=== Data supplied ===

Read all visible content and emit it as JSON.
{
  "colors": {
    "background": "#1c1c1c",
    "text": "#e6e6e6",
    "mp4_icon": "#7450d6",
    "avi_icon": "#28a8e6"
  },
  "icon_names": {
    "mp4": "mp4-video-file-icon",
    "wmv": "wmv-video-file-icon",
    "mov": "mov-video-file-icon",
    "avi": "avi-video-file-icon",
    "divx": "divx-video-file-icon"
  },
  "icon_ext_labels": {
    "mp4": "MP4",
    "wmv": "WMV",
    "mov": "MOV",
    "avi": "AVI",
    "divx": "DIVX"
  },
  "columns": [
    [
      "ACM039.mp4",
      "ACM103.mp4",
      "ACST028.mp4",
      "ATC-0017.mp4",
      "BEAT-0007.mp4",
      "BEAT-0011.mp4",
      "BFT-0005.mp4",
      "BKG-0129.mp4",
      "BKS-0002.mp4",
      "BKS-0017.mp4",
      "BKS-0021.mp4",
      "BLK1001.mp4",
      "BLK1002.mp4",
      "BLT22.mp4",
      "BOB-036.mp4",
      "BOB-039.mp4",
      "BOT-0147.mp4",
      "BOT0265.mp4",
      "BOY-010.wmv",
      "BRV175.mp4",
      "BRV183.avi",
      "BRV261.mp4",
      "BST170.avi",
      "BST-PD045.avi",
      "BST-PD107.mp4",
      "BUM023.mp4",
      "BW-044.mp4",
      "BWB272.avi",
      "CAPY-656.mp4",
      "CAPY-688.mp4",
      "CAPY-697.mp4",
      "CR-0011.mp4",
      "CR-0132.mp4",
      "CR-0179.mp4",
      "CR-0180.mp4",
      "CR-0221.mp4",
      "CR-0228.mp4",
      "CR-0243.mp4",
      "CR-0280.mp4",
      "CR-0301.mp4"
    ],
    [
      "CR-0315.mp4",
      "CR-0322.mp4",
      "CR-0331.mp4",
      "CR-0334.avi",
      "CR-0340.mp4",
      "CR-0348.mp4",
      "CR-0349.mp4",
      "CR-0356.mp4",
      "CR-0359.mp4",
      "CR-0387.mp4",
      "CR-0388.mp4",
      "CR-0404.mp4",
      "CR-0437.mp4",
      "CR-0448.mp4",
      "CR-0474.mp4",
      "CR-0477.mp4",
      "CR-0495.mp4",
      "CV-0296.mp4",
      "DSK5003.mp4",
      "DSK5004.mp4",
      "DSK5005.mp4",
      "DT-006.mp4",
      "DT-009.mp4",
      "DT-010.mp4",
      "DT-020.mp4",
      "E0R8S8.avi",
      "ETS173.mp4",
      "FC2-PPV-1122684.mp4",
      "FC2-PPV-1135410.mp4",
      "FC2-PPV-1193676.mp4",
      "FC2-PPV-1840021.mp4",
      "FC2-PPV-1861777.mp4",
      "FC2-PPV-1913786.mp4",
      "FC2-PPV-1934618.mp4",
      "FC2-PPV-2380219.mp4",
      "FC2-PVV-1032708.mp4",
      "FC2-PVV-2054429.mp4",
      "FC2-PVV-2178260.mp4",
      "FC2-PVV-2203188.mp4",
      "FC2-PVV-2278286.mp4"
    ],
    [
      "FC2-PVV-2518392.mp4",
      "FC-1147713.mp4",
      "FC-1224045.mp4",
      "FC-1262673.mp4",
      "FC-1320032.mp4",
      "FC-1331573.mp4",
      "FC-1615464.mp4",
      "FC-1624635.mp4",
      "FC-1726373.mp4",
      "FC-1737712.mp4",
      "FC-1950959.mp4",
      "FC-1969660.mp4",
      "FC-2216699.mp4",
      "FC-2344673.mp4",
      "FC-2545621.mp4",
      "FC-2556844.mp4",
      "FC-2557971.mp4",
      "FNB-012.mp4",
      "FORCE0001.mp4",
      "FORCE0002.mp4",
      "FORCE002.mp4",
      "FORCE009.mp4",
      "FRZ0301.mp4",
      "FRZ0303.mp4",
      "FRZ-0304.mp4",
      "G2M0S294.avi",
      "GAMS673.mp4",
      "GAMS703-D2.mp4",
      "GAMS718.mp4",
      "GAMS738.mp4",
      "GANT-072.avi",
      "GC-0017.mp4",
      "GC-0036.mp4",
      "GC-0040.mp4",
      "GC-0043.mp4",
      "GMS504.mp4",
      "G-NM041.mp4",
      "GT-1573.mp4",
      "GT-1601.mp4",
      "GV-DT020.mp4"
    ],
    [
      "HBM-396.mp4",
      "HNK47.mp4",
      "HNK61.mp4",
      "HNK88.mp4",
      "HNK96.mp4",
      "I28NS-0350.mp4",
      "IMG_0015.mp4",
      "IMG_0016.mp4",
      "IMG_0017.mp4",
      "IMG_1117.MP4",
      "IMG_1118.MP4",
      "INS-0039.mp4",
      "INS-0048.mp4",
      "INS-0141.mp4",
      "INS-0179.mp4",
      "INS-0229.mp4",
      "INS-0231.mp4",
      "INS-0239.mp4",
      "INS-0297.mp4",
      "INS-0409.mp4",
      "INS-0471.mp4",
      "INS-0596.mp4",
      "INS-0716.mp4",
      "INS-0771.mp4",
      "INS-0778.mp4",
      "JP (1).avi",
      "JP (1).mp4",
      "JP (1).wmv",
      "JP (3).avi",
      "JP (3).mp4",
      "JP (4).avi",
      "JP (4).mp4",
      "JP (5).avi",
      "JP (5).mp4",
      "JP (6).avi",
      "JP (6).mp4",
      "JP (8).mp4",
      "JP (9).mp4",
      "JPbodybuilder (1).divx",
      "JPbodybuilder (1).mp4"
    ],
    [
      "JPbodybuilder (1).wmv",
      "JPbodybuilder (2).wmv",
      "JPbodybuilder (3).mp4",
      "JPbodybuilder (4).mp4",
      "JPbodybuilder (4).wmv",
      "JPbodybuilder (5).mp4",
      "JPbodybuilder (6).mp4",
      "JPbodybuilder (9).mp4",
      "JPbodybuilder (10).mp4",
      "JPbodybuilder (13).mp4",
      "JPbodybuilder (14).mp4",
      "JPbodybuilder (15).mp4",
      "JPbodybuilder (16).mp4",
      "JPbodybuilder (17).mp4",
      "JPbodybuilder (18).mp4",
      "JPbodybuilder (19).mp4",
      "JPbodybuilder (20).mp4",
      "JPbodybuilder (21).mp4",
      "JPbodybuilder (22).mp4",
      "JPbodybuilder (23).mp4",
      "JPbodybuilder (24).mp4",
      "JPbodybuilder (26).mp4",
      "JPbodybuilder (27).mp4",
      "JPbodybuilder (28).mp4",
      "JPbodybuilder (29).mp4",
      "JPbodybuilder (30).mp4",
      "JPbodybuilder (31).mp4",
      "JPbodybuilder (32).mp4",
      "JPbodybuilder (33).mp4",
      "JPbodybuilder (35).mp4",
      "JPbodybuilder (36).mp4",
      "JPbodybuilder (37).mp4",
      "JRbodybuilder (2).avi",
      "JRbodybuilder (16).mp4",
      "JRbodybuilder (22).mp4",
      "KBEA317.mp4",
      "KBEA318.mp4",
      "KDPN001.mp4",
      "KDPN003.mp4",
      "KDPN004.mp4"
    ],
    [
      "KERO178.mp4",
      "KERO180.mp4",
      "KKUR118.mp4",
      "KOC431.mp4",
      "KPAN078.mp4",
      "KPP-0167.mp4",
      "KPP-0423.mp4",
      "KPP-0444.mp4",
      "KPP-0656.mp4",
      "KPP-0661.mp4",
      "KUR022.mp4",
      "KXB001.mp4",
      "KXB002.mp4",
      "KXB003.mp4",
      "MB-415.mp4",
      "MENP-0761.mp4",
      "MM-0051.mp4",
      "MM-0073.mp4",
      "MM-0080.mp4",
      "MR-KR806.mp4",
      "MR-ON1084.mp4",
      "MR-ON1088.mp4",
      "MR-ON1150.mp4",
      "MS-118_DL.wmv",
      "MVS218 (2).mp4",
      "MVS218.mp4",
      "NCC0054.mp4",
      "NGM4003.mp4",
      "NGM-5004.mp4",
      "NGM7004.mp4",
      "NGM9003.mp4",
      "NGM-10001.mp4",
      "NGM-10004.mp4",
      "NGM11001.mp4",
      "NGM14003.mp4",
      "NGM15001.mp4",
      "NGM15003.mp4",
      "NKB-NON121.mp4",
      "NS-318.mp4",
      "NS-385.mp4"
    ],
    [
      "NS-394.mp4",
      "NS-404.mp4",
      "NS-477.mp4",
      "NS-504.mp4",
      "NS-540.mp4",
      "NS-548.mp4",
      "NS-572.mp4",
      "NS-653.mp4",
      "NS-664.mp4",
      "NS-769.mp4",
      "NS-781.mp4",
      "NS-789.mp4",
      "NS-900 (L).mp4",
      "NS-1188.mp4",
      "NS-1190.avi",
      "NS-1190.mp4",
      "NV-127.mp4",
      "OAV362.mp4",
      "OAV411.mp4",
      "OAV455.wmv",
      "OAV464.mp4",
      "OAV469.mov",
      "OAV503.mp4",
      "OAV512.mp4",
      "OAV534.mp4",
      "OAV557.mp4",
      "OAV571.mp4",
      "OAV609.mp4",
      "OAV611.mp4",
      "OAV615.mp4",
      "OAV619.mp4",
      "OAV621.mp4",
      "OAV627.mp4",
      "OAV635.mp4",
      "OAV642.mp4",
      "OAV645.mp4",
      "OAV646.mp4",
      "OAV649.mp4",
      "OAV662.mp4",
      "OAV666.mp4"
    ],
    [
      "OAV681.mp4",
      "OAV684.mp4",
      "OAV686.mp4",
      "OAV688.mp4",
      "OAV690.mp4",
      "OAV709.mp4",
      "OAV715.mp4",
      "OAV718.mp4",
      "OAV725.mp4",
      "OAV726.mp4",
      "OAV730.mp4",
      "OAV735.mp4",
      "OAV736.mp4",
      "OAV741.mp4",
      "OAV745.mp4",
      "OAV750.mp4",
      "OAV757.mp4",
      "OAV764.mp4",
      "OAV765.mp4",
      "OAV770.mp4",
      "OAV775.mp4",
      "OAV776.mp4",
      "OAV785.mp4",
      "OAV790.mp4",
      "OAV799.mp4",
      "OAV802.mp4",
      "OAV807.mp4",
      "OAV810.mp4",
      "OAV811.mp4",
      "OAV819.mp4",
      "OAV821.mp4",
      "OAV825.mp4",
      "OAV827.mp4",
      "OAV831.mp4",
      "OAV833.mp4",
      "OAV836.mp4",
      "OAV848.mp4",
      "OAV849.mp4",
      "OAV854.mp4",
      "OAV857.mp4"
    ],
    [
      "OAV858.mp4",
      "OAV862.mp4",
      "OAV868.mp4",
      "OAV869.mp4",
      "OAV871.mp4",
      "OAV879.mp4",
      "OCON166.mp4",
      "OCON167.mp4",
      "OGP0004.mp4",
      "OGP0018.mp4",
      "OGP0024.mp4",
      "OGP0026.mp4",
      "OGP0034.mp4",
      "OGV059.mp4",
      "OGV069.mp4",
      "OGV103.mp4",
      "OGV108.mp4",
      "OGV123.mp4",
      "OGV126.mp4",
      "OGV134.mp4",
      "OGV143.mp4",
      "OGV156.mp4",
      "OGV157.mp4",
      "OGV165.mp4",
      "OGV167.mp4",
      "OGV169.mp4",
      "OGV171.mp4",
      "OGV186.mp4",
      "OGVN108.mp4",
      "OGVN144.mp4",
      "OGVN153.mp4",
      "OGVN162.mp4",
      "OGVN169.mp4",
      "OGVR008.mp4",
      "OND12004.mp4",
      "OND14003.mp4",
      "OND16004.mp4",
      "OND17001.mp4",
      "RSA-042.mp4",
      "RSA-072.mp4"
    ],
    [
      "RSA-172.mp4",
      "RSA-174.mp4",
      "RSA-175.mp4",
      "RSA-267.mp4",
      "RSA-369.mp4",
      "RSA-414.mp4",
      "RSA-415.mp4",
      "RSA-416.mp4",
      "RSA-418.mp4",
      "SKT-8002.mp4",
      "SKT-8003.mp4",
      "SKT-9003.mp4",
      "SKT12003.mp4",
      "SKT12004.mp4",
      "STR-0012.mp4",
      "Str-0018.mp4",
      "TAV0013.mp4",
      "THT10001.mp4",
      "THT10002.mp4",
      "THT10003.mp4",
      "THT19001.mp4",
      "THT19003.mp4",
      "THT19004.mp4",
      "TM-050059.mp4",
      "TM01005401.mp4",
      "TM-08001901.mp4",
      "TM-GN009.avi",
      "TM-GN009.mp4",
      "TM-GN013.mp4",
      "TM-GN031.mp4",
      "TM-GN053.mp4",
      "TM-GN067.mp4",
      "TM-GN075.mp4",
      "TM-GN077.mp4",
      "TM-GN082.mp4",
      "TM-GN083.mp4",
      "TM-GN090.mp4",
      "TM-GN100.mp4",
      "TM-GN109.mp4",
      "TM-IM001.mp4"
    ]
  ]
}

===

Brief
Choose all lines containing the string "divx" and copy them out.

Expected output
    "divx": "divx-video-file-icon"
    "divx": "DIVX"
      "JPbodybuilder (1).divx",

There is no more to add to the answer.